[Page element annotations]
----

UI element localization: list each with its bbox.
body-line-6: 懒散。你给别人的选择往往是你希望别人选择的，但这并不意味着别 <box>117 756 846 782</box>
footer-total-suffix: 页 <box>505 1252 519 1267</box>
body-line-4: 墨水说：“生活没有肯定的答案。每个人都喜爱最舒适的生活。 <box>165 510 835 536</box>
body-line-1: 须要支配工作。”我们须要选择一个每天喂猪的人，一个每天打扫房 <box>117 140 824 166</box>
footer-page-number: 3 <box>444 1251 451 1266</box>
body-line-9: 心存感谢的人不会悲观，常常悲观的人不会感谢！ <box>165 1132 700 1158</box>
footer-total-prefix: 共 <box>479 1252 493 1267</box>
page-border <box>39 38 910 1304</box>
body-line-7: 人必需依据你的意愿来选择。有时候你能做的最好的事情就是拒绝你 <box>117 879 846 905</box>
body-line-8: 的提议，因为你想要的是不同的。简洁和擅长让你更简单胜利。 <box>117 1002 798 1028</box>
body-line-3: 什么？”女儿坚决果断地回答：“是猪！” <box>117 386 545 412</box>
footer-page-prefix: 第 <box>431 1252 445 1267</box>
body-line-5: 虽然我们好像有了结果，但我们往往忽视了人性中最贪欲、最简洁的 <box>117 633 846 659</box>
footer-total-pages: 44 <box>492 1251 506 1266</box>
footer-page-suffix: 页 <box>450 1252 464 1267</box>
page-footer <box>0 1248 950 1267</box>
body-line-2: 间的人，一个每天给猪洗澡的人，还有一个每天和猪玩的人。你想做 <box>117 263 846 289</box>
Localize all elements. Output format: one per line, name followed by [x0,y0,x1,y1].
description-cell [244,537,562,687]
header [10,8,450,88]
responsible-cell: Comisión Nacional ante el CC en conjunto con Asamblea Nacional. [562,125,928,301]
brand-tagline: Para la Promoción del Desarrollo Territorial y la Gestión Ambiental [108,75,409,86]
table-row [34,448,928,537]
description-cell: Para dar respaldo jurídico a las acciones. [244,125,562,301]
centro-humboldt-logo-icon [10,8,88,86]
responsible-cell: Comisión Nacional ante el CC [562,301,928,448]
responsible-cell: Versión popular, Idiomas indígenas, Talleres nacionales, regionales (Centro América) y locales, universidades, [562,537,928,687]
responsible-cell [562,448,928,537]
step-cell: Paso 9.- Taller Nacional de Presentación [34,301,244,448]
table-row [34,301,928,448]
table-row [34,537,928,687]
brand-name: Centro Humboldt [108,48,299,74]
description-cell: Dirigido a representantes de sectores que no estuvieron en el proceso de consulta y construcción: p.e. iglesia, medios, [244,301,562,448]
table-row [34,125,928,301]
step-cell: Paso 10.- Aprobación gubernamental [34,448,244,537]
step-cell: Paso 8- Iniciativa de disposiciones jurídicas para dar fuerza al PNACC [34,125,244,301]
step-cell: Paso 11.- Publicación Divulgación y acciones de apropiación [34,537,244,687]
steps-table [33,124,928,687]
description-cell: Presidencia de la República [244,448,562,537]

----

Reproduce every line of the records above without any changes.

**Solution below**
UI element localization: list each with its bbox.
body-line-6: 懒散。你给别人的选择往往是你希望别人选择的，但这并不意味着别 <box>117 756 846 782</box>
footer-total-suffix: 页 <box>505 1252 519 1267</box>
body-line-4: 墨水说：“生活没有肯定的答案。每个人都喜爱最舒适的生活。 <box>165 510 835 536</box>
body-line-1: 须要支配工作。”我们须要选择一个每天喂猪的人，一个每天打扫房 <box>117 140 824 166</box>
footer-page-number: 3 <box>444 1251 451 1266</box>
body-line-9: 心存感谢的人不会悲观，常常悲观的人不会感谢！ <box>165 1132 700 1158</box>
footer-total-prefix: 共 <box>479 1252 493 1267</box>
page-border <box>39 38 910 1304</box>
body-line-7: 人必需依据你的意愿来选择。有时候你能做的最好的事情就是拒绝你 <box>117 879 846 905</box>
body-line-8: 的提议，因为你想要的是不同的。简洁和擅长让你更简单胜利。 <box>117 1002 798 1028</box>
body-line-3: 什么？”女儿坚决果断地回答：“是猪！” <box>117 386 545 412</box>
footer-page-prefix: 第 <box>431 1252 445 1267</box>
body-line-5: 虽然我们好像有了结果，但我们往往忽视了人性中最贪欲、最简洁的 <box>117 633 846 659</box>
footer-total-pages: 44 <box>492 1251 506 1266</box>
footer-page-suffix: 页 <box>450 1252 464 1267</box>
page-footer <box>0 1248 950 1267</box>
body-line-2: 间的人，一个每天给猪洗澡的人，还有一个每天和猪玩的人。你想做 <box>117 263 846 289</box>
Localize all elements. Output format: one per line, name followed by [x0,y0,x1,y1].
description-cell [244,537,562,687]
header [10,8,450,88]
responsible-cell: Comisión Nacional ante el CC en conjunto con Asamblea Nacional. [562,125,928,301]
brand-tagline: Para la Promoción del Desarrollo Territorial y la Gestión Ambiental [108,75,409,86]
table-row [34,448,928,537]
description-cell: Para dar respaldo jurídico a las acciones. [244,125,562,301]
centro-humboldt-logo-icon [10,8,88,86]
responsible-cell: Comisión Nacional ante el CC [562,301,928,448]
responsible-cell: Versión popular, Idiomas indígenas, Talleres nacionales, regionales (Centro América) y locales, universidades, [562,537,928,687]
responsible-cell [562,448,928,537]
step-cell: Paso 9.- Taller Nacional de Presentación [34,301,244,448]
table-row [34,301,928,448]
table-row [34,537,928,687]
brand-name: Centro Humboldt [108,48,299,74]
description-cell: Dirigido a representantes de sectores que no estuvieron en el proceso de consulta y construcción: p.e. iglesia, medios, [244,301,562,448]
table-row [34,125,928,301]
step-cell: Paso 10.- Aprobación gubernamental [34,448,244,537]
step-cell: Paso 8- Iniciativa de disposiciones jurídicas para dar fuerza al PNACC [34,125,244,301]
step-cell: Paso 11.- Publicación Divulgación y acciones de apropiación [34,537,244,687]
steps-table [33,124,928,687]
description-cell: Presidencia de la República [244,448,562,537]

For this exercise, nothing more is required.